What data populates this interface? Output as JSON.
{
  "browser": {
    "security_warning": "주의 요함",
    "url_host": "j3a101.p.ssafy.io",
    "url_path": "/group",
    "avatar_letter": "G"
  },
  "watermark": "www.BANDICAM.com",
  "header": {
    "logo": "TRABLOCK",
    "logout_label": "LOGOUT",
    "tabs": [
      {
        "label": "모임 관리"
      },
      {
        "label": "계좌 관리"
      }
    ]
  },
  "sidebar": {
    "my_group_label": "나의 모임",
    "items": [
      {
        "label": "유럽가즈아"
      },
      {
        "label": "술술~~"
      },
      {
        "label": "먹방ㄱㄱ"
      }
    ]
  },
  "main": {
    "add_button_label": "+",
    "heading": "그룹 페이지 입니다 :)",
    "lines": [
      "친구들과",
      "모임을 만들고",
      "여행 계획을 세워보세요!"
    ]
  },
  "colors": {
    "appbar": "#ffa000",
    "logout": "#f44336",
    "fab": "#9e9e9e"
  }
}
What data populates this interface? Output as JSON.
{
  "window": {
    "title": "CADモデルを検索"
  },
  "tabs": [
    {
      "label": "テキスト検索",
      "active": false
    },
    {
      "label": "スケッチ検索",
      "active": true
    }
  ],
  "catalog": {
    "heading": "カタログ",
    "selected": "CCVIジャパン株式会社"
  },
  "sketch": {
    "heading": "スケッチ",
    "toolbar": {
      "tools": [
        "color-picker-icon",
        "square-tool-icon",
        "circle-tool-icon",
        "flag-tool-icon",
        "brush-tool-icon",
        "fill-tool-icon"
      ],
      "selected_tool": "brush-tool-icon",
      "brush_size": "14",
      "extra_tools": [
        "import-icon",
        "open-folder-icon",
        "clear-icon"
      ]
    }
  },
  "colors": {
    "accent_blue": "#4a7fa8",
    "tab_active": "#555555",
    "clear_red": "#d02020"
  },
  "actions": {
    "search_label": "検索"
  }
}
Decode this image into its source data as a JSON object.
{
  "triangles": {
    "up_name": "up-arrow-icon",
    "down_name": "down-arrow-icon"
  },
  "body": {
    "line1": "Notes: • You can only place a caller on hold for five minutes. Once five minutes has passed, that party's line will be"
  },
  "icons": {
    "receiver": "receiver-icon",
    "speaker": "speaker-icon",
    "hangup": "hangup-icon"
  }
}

-- Task objective --
Output each record exactly, leaving nothing out.

-- Correct output --
What data populates this interface? Output as JSON.
{
  "browser": {
    "security_warning": "주의 요함",
    "url_host": "j3a101.p.ssafy.io",
    "url_path": "/group",
    "avatar_letter": "G"
  },
  "watermark": "www.BANDICAM.com",
  "header": {
    "logo": "TRABLOCK",
    "logout_label": "LOGOUT",
    "tabs": [
      {
        "label": "모임 관리"
      },
      {
        "label": "계좌 관리"
      }
    ]
  },
  "sidebar": {
    "my_group_label": "나의 모임",
    "items": [
      {
        "label": "유럽가즈아"
      },
      {
        "label": "술술~~"
      },
      {
        "label": "먹방ㄱㄱ"
      }
    ]
  },
  "main": {
    "add_button_label": "+",
    "heading": "그룹 페이지 입니다 :)",
    "lines": [
      "친구들과",
      "모임을 만들고",
      "여행 계획을 세워보세요!"
    ]
  },
  "colors": {
    "appbar": "#ffa000",
    "logout": "#f44336",
    "fab": "#9e9e9e"
  }
}
What data populates this interface? Output as JSON.
{
  "window": {
    "title": "CADモデルを検索"
  },
  "tabs": [
    {
      "label": "テキスト検索",
      "active": false
    },
    {
      "label": "スケッチ検索",
      "active": true
    }
  ],
  "catalog": {
    "heading": "カタログ",
    "selected": "CCVIジャパン株式会社"
  },
  "sketch": {
    "heading": "スケッチ",
    "toolbar": {
      "tools": [
        "color-picker-icon",
        "square-tool-icon",
        "circle-tool-icon",
        "flag-tool-icon",
        "brush-tool-icon",
        "fill-tool-icon"
      ],
      "selected_tool": "brush-tool-icon",
      "brush_size": "14",
      "extra_tools": [
        "import-icon",
        "open-folder-icon",
        "clear-icon"
      ]
    }
  },
  "colors": {
    "accent_blue": "#4a7fa8",
    "tab_active": "#555555",
    "clear_red": "#d02020"
  },
  "actions": {
    "search_label": "検索"
  }
}
Decode this image into its source data as a JSON object.
{
  "triangles": {
    "up_name": "up-arrow-icon",
    "down_name": "down-arrow-icon"
  },
  "body": {
    "line1": "Notes: • You can only place a caller on hold for five minutes. Once five minutes has passed, that party's line will be"
  },
  "icons": {
    "receiver": "receiver-icon",
    "speaker": "speaker-icon",
    "hangup": "hangup-icon"
  }
}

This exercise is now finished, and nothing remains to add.